Extract the text of each entry below exactly, leaving every image behind.

- **Data records**
____________

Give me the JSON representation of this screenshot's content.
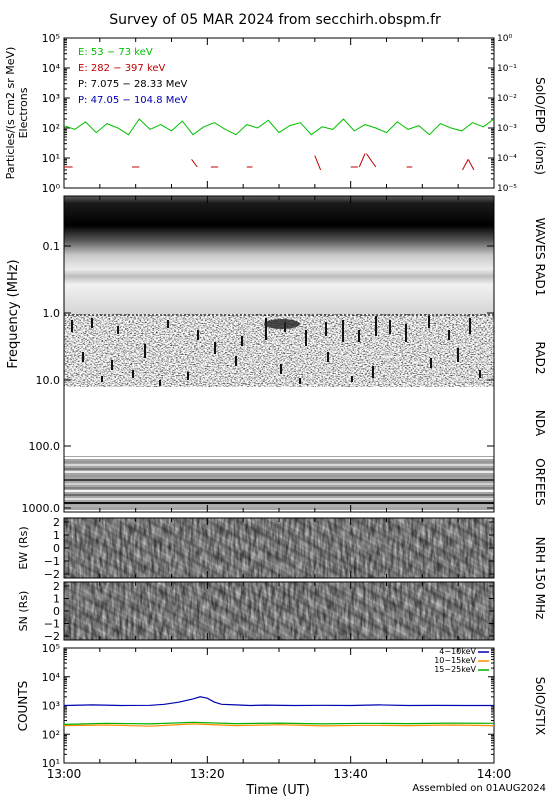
{
  "title": "Survey of 05 MAR 2024 from secchirh.obspm.fr",
  "footer": "Assembled on 01AUG2024",
  "xaxis": {
    "label": "Time (UT)",
    "range": [
      "13:00",
      "14:00"
    ],
    "ticks": [
      "13:00",
      "13:20",
      "13:40",
      "14:00"
    ]
  },
  "panels": {
    "epd": {
      "ylabel_left": "Particles/(s cm2 sr MeV)",
      "ylabel_left_sub": "Electrons",
      "ylabel_right": "(ions)",
      "instrument": "SolO/EPD",
      "left_ticks": [
        "10⁰",
        "10¹",
        "10²",
        "10³",
        "10⁴",
        "10⁵"
      ],
      "right_ticks": [
        "10⁻⁵",
        "10⁻⁴",
        "10⁻³",
        "10⁻²",
        "10⁻¹",
        "10⁰"
      ],
      "legend": [
        {
          "label": "E: 53 − 73 keV",
          "color": "#00c000"
        },
        {
          "label": "E: 282 − 397 keV",
          "color": "#c00000"
        },
        {
          "label": "P: 7.075 − 28.33 MeV",
          "color": "#000000"
        },
        {
          "label": "P: 47.05 − 104.8 MeV",
          "color": "#0000b0"
        }
      ]
    },
    "radio": {
      "ylabel": "Frequency (MHz)",
      "ticks": [
        "0.1",
        "1.0",
        "10.0",
        "100.0",
        "1000.0"
      ],
      "labels": [
        "WAVES RAD1",
        "RAD2",
        "NDA",
        "ORFEES"
      ]
    },
    "nrh": {
      "ew_label": "EW (Rs)",
      "sn_label": "SN (Rs)",
      "instrument": "NRH 150 MHz",
      "ticks": [
        "2",
        "1",
        "0",
        "−1",
        "−2"
      ]
    },
    "stix": {
      "ylabel": "COUNTS",
      "instrument": "SolO/STIX",
      "ticks": [
        "10¹",
        "10²",
        "10³",
        "10⁴",
        "10⁵"
      ],
      "legend": [
        {
          "label": "4−10keV",
          "color": "#0000b0"
        },
        {
          "label": "10−15keV",
          "color": "#ff8c00"
        },
        {
          "label": "15−25keV",
          "color": "#00b000"
        }
      ]
    }
  },
  "chart_data": [
    {
      "type": "line",
      "title": "SolO/EPD",
      "ylog": true,
      "ylim": [
        1,
        100000
      ],
      "xlim": [
        "13:00",
        "14:00"
      ],
      "series": [
        {
          "name": "E: 53 − 73 keV",
          "color": "#00c000",
          "t": [
            0,
            1.5,
            3,
            4.5,
            6,
            7.5,
            9,
            10.5,
            12,
            13.5,
            15,
            16.5,
            18,
            19.5,
            21,
            22.5,
            24,
            25.5,
            27,
            28.5,
            30,
            31.5,
            33,
            34.5,
            36,
            37.5,
            39,
            40.5,
            42,
            43.5,
            45,
            46.5,
            48,
            49.5,
            51,
            52.5,
            54,
            55.5,
            57,
            58.5,
            60
          ],
          "values": [
            120,
            90,
            160,
            70,
            140,
            100,
            60,
            200,
            90,
            130,
            80,
            170,
            60,
            110,
            150,
            90,
            60,
            130,
            100,
            180,
            70,
            120,
            150,
            60,
            110,
            90,
            200,
            80,
            130,
            100,
            70,
            160,
            90,
            120,
            60,
            140,
            100,
            80,
            150,
            110,
            200
          ]
        },
        {
          "name": "E: 282 − 397 keV",
          "color": "#c00000",
          "segments": [
            {
              "t": [
                0,
                1.2
              ],
              "values": [
                5,
                5
              ]
            },
            {
              "t": [
                9.5,
                10.5
              ],
              "values": [
                5,
                5
              ]
            },
            {
              "t": [
                17.8,
                18.6
              ],
              "values": [
                9,
                5
              ]
            },
            {
              "t": [
                20.5,
                21.5
              ],
              "values": [
                5,
                5
              ]
            },
            {
              "t": [
                25.5,
                26.3
              ],
              "values": [
                5,
                5
              ]
            },
            {
              "t": [
                35.0,
                35.8
              ],
              "values": [
                12,
                4
              ]
            },
            {
              "t": [
                40.0,
                41.0
              ],
              "values": [
                5,
                5
              ]
            },
            {
              "t": [
                41.2,
                42.0
              ],
              "values": [
                5,
                14
              ]
            },
            {
              "t": [
                42.2,
                43.5
              ],
              "values": [
                14,
                5
              ]
            },
            {
              "t": [
                47.8,
                48.6
              ],
              "values": [
                5,
                5
              ]
            },
            {
              "t": [
                55.6,
                56.4
              ],
              "values": [
                4,
                9
              ]
            },
            {
              "t": [
                56.4,
                57.2
              ],
              "values": [
                9,
                4
              ]
            }
          ]
        }
      ]
    },
    {
      "type": "line",
      "title": "SolO/STIX",
      "ylog": true,
      "ylim": [
        10,
        100000
      ],
      "xlim": [
        "13:00",
        "14:00"
      ],
      "series": [
        {
          "name": "4−10keV",
          "color": "#0000b0",
          "t": [
            0,
            4,
            8,
            12,
            14,
            16,
            18,
            19,
            20,
            21,
            22,
            24,
            26,
            28,
            32,
            36,
            40,
            44,
            48,
            52,
            56,
            60
          ],
          "values": [
            1000,
            1050,
            1000,
            1020,
            1100,
            1300,
            1700,
            2000,
            1800,
            1300,
            1100,
            1050,
            1000,
            1030,
            1000,
            1020,
            1000,
            1050,
            1000,
            1010,
            1000,
            1000
          ]
        },
        {
          "name": "10−15keV",
          "color": "#ff8c00",
          "t": [
            0,
            6,
            12,
            18,
            24,
            30,
            36,
            42,
            48,
            54,
            60
          ],
          "values": [
            200,
            210,
            190,
            230,
            200,
            215,
            195,
            205,
            200,
            210,
            200
          ]
        },
        {
          "name": "15−25keV",
          "color": "#00b000",
          "t": [
            0,
            6,
            12,
            18,
            24,
            30,
            36,
            42,
            48,
            54,
            60
          ],
          "values": [
            220,
            240,
            230,
            260,
            235,
            245,
            230,
            240,
            235,
            245,
            240
          ]
        }
      ]
    }
  ]
}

____________

- **The result**
Give me the JSON representation of this screenshot's content.
{
  "title": "Survey of 05 MAR 2024 from secchirh.obspm.fr",
  "footer": "Assembled on 01AUG2024",
  "xaxis": {
    "label": "Time (UT)",
    "range": [
      "13:00",
      "14:00"
    ],
    "ticks": [
      "13:00",
      "13:20",
      "13:40",
      "14:00"
    ]
  },
  "panels": {
    "epd": {
      "ylabel_left": "Particles/(s cm2 sr MeV)",
      "ylabel_left_sub": "Electrons",
      "ylabel_right": "(ions)",
      "instrument": "SolO/EPD",
      "left_ticks": [
        "10⁰",
        "10¹",
        "10²",
        "10³",
        "10⁴",
        "10⁵"
      ],
      "right_ticks": [
        "10⁻⁵",
        "10⁻⁴",
        "10⁻³",
        "10⁻²",
        "10⁻¹",
        "10⁰"
      ],
      "legend": [
        {
          "label": "E: 53 − 73 keV",
          "color": "#00c000"
        },
        {
          "label": "E: 282 − 397 keV",
          "color": "#c00000"
        },
        {
          "label": "P: 7.075 − 28.33 MeV",
          "color": "#000000"
        },
        {
          "label": "P: 47.05 − 104.8 MeV",
          "color": "#0000b0"
        }
      ]
    },
    "radio": {
      "ylabel": "Frequency (MHz)",
      "ticks": [
        "0.1",
        "1.0",
        "10.0",
        "100.0",
        "1000.0"
      ],
      "labels": [
        "WAVES RAD1",
        "RAD2",
        "NDA",
        "ORFEES"
      ]
    },
    "nrh": {
      "ew_label": "EW (Rs)",
      "sn_label": "SN (Rs)",
      "instrument": "NRH 150 MHz",
      "ticks": [
        "2",
        "1",
        "0",
        "−1",
        "−2"
      ]
    },
    "stix": {
      "ylabel": "COUNTS",
      "instrument": "SolO/STIX",
      "ticks": [
        "10¹",
        "10²",
        "10³",
        "10⁴",
        "10⁵"
      ],
      "legend": [
        {
          "label": "4−10keV",
          "color": "#0000b0"
        },
        {
          "label": "10−15keV",
          "color": "#ff8c00"
        },
        {
          "label": "15−25keV",
          "color": "#00b000"
        }
      ]
    }
  },
  "chart_data": [
    {
      "type": "line",
      "title": "SolO/EPD",
      "ylog": true,
      "ylim": [
        1,
        100000
      ],
      "xlim": [
        "13:00",
        "14:00"
      ],
      "series": [
        {
          "name": "E: 53 − 73 keV",
          "color": "#00c000",
          "t": [
            0,
            1.5,
            3,
            4.5,
            6,
            7.5,
            9,
            10.5,
            12,
            13.5,
            15,
            16.5,
            18,
            19.5,
            21,
            22.5,
            24,
            25.5,
            27,
            28.5,
            30,
            31.5,
            33,
            34.5,
            36,
            37.5,
            39,
            40.5,
            42,
            43.5,
            45,
            46.5,
            48,
            49.5,
            51,
            52.5,
            54,
            55.5,
            57,
            58.5,
            60
          ],
          "values": [
            120,
            90,
            160,
            70,
            140,
            100,
            60,
            200,
            90,
            130,
            80,
            170,
            60,
            110,
            150,
            90,
            60,
            130,
            100,
            180,
            70,
            120,
            150,
            60,
            110,
            90,
            200,
            80,
            130,
            100,
            70,
            160,
            90,
            120,
            60,
            140,
            100,
            80,
            150,
            110,
            200
          ]
        },
        {
          "name": "E: 282 − 397 keV",
          "color": "#c00000",
          "segments": [
            {
              "t": [
                0,
                1.2
              ],
              "values": [
                5,
                5
              ]
            },
            {
              "t": [
                9.5,
                10.5
              ],
              "values": [
                5,
                5
              ]
            },
            {
              "t": [
                17.8,
                18.6
              ],
              "values": [
                9,
                5
              ]
            },
            {
              "t": [
                20.5,
                21.5
              ],
              "values": [
                5,
                5
              ]
            },
            {
              "t": [
                25.5,
                26.3
              ],
              "values": [
                5,
                5
              ]
            },
            {
              "t": [
                35.0,
                35.8
              ],
              "values": [
                12,
                4
              ]
            },
            {
              "t": [
                40.0,
                41.0
              ],
              "values": [
                5,
                5
              ]
            },
            {
              "t": [
                41.2,
                42.0
              ],
              "values": [
                5,
                14
              ]
            },
            {
              "t": [
                42.2,
                43.5
              ],
              "values": [
                14,
                5
              ]
            },
            {
              "t": [
                47.8,
                48.6
              ],
              "values": [
                5,
                5
              ]
            },
            {
              "t": [
                55.6,
                56.4
              ],
              "values": [
                4,
                9
              ]
            },
            {
              "t": [
                56.4,
                57.2
              ],
              "values": [
                9,
                4
              ]
            }
          ]
        }
      ]
    },
    {
      "type": "line",
      "title": "SolO/STIX",
      "ylog": true,
      "ylim": [
        10,
        100000
      ],
      "xlim": [
        "13:00",
        "14:00"
      ],
      "series": [
        {
          "name": "4−10keV",
          "color": "#0000b0",
          "t": [
            0,
            4,
            8,
            12,
            14,
            16,
            18,
            19,
            20,
            21,
            22,
            24,
            26,
            28,
            32,
            36,
            40,
            44,
            48,
            52,
            56,
            60
          ],
          "values": [
            1000,
            1050,
            1000,
            1020,
            1100,
            1300,
            1700,
            2000,
            1800,
            1300,
            1100,
            1050,
            1000,
            1030,
            1000,
            1020,
            1000,
            1050,
            1000,
            1010,
            1000,
            1000
          ]
        },
        {
          "name": "10−15keV",
          "color": "#ff8c00",
          "t": [
            0,
            6,
            12,
            18,
            24,
            30,
            36,
            42,
            48,
            54,
            60
          ],
          "values": [
            200,
            210,
            190,
            230,
            200,
            215,
            195,
            205,
            200,
            210,
            200
          ]
        },
        {
          "name": "15−25keV",
          "color": "#00b000",
          "t": [
            0,
            6,
            12,
            18,
            24,
            30,
            36,
            42,
            48,
            54,
            60
          ],
          "values": [
            220,
            240,
            230,
            260,
            235,
            245,
            230,
            240,
            235,
            245,
            240
          ]
        }
      ]
    }
  ]
}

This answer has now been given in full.